**Instructions:**
1. Answer these questions about the document control table, one line each:
(a) What does the "Best" option for a centralized repository consist of?
(b) What must the P&P on P&Ps state about printed copies?
(c) In the example workflow, who approves the final version?
2. Extend the table on document control systems from the point where it stops.

**Extract to read:**
== == ==

Masterclass Table: Core Components of a Compliant Document Control System

Component What It Is Manager’s Implementation Strategy
1. Centralized Repository A single, designated location that serves as the “source of truth” for all current, approved P&Ps.
  • Good: A locked-down, read-only folder on a network drive.
  • Better: A dedicated SharePoint or intranet site that allows for better search and organization.
  • Best: A commercial P&P management software (e.g., PolicyStat, PowerDMS) that automates many of the functions below.
  • Policy Point: Your P&P on P&Ps must explicitly state that printed copies are uncontrolled and staff must always refer to the electronic repository for the current version.
2. Formal Approval Workflow A defined, documented process for how a P&P moves from a draft to an officially approved document.

Your policy must map this workflow. For example:

  1. Draft created by Subject Matter Expert.
  2. Draft reviewed by the Accreditation Steering Committee.
  3. Committee provides edits; draft is revised.
  4. Final version approved by the PIC and/or Director of Pharmacy.
  5. Approved policy is uploaded to the Centralized Repository, and the previous version is archived.

== == ==

**Extracted information:**
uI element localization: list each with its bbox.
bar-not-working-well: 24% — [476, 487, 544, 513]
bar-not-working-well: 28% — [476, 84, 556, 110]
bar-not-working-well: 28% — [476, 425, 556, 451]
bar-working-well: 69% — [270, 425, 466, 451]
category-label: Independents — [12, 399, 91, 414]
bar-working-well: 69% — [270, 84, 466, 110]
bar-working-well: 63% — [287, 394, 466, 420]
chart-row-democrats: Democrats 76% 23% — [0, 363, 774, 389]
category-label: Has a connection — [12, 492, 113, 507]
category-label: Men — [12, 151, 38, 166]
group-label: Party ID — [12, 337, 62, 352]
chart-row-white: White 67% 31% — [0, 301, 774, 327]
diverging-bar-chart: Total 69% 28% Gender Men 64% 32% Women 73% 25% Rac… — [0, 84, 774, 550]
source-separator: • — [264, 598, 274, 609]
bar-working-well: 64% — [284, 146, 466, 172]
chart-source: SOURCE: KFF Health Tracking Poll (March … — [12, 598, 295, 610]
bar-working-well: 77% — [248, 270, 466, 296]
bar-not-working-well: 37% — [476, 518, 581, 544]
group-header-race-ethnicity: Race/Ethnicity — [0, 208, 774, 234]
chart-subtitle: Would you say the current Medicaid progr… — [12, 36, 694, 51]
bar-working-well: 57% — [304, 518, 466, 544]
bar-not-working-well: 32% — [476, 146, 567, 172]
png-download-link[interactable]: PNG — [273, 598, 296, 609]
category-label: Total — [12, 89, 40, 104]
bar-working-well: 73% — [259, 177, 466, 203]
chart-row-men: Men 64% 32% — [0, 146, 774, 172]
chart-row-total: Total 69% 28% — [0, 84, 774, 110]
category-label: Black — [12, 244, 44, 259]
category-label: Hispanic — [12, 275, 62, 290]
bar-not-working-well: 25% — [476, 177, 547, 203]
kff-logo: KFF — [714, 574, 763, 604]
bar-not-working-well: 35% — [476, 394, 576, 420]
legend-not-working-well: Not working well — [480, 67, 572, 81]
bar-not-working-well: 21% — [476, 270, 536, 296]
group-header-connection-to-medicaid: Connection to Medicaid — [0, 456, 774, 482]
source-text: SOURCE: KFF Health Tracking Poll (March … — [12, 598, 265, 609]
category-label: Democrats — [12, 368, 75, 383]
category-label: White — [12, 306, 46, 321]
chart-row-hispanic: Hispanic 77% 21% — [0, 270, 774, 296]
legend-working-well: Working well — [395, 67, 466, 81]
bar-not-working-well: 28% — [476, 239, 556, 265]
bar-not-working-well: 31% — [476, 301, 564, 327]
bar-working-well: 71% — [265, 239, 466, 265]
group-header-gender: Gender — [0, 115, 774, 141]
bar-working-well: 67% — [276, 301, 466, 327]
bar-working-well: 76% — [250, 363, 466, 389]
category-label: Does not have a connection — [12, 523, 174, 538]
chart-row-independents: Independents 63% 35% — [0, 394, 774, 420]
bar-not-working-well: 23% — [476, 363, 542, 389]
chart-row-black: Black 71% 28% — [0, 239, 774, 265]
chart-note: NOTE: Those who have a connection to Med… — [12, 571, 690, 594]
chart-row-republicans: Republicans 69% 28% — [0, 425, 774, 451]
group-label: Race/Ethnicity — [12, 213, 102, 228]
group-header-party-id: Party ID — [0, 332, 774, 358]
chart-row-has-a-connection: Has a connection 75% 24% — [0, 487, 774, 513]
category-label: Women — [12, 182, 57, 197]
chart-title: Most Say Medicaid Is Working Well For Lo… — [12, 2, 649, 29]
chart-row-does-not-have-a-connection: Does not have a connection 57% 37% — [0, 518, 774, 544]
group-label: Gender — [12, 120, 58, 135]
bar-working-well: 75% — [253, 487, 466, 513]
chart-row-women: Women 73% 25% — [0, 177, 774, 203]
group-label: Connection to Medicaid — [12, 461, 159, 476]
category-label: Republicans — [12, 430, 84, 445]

== == ==

**Expected outputs:**
1.
(a) A commercial P&P management software, such as PolicyStat or PowerDMS, that automates many of the listed functions.
(b) That printed copies are uncontrolled and staff must always refer to the electronic repository for the current version.
(c) The PIC and/or Director of Pharmacy.

2.
3. Version Control A systematic way to track the history and revisions of each document. This is managed through the document header (Version Number, Revision Date). Your repository should have a clear file-naming convention, e.g., “OPS-001_Biennial_Inventory_v2.1.pdf”. Never use generic names like “Inventory Policy FINAL final v2.docx”.
4. Mandatory Review Cycle A proactive schedule to ensure every P&P is reviewed and updated on a regular basis.
  • Create a master spreadsheet of all P&Ps with their last review date and next scheduled review date.
  • Your policy must define the review interval (e.g., “All P&Ps will be reviewed at least annually.”).
  • The review must be documented, even if no changes are made (e.g., the reviewer signs and dates a review log).
5. Staff Communication & Attestation A process for notifying staff of new or revised policies and documenting that they have read and understood them.
  • When a critical policy is updated, send out a formal communication explaining the change and the “why” behind it.
  • Use a learning management system or a simple sign-off sheet to collect attestations. An auditor will ask for this. “You updated your HD handling policy in June. Show me the proof that all staff were trained on and acknowledged the new procedure.”
6. Archiving Process A system for removing outdated policies from circulation and storing them securely. Never delete old policies. You may need them to show an auditor or lawyer what your process was at a specific point in time in the past. Create an “Archive” folder in your repository and move outdated versions there. Your P&P must specify the retention period (e.g., “Archived policies will be retained for a minimum of 10 years.”).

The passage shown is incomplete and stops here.